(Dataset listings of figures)
※ ※ ※

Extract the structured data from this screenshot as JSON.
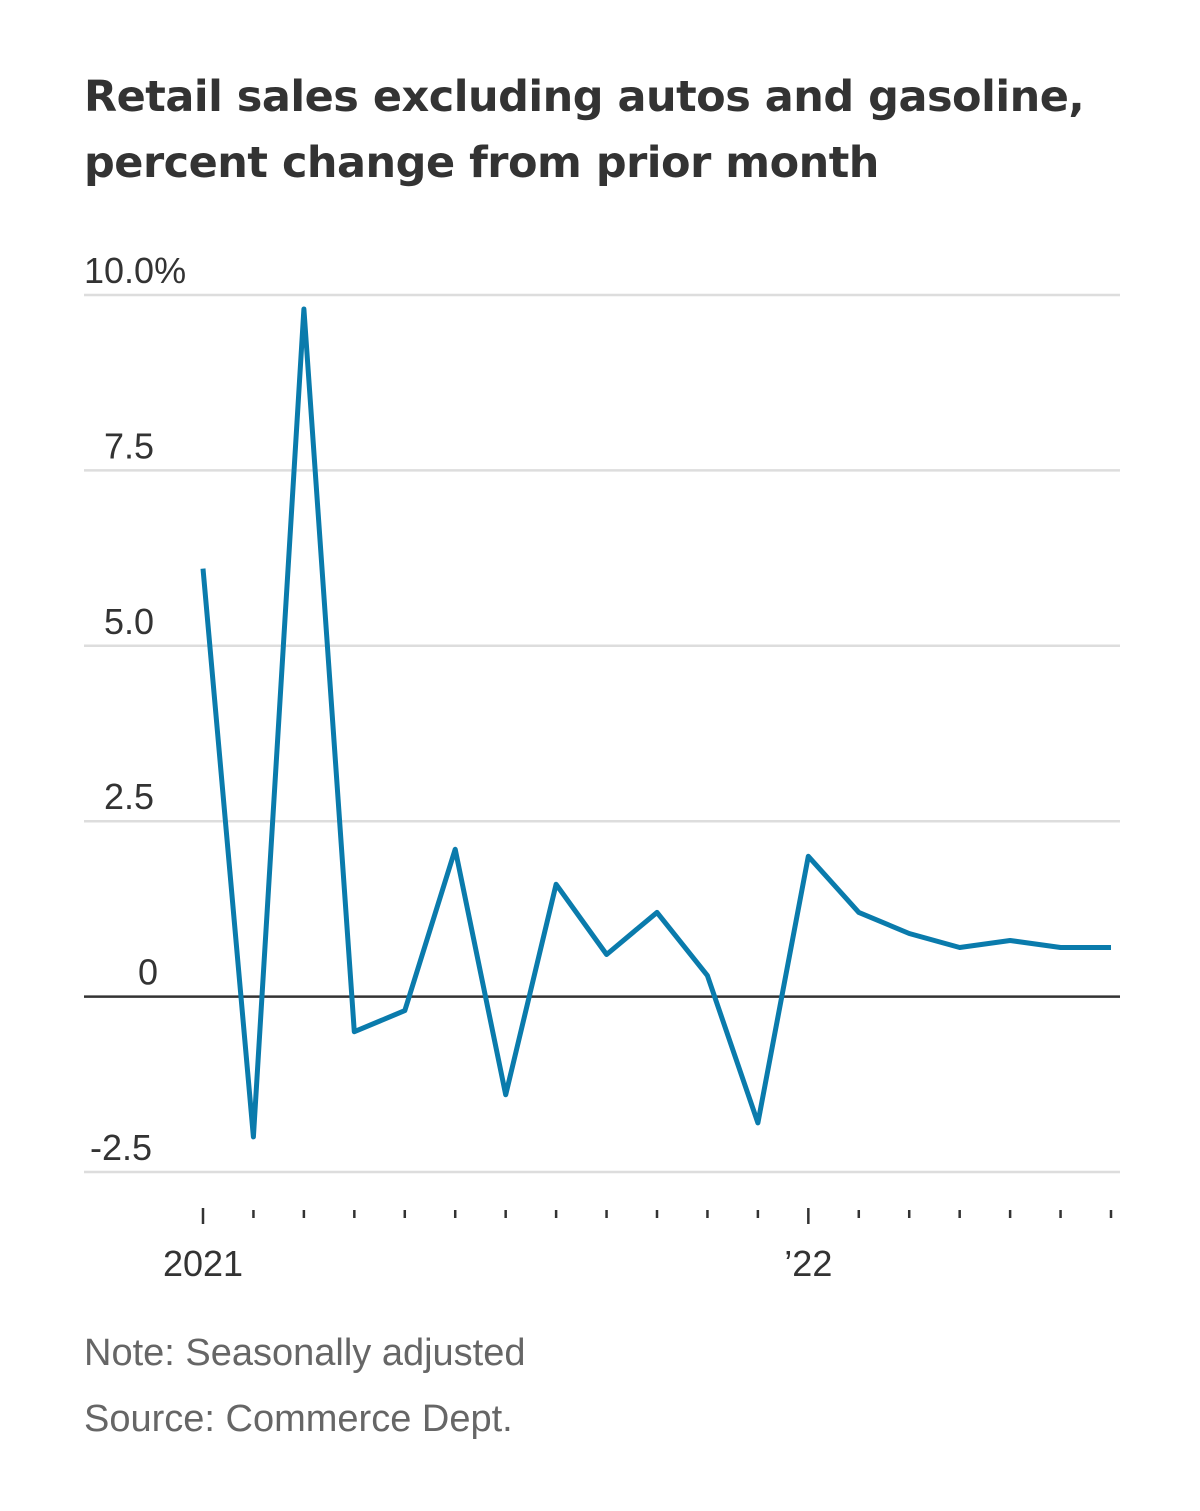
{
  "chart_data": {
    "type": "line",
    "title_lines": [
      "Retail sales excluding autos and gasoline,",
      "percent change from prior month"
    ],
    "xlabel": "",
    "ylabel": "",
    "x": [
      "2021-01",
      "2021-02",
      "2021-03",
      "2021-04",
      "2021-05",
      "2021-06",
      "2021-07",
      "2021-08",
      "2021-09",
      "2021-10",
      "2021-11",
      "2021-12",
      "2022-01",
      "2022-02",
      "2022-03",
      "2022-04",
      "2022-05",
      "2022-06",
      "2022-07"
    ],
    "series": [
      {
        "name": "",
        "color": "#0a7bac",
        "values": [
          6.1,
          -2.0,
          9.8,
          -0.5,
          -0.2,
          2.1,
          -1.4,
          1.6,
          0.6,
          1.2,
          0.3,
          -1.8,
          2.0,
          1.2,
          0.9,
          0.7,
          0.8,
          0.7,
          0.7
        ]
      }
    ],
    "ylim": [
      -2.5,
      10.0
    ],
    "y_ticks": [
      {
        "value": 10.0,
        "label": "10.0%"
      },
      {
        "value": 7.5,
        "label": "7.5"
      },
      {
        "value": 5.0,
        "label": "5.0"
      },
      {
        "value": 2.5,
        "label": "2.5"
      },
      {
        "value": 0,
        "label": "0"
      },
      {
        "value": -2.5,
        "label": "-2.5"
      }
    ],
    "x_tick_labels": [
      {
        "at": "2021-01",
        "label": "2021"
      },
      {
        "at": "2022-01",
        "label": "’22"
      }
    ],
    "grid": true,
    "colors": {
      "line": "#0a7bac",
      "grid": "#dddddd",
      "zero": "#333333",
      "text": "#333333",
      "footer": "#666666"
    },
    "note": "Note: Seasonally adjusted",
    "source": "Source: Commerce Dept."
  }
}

※ ※ ※

▶ SET PROBLEM
Give only the number of lines in the records that include the word "from".

▶ TASK RESULT
2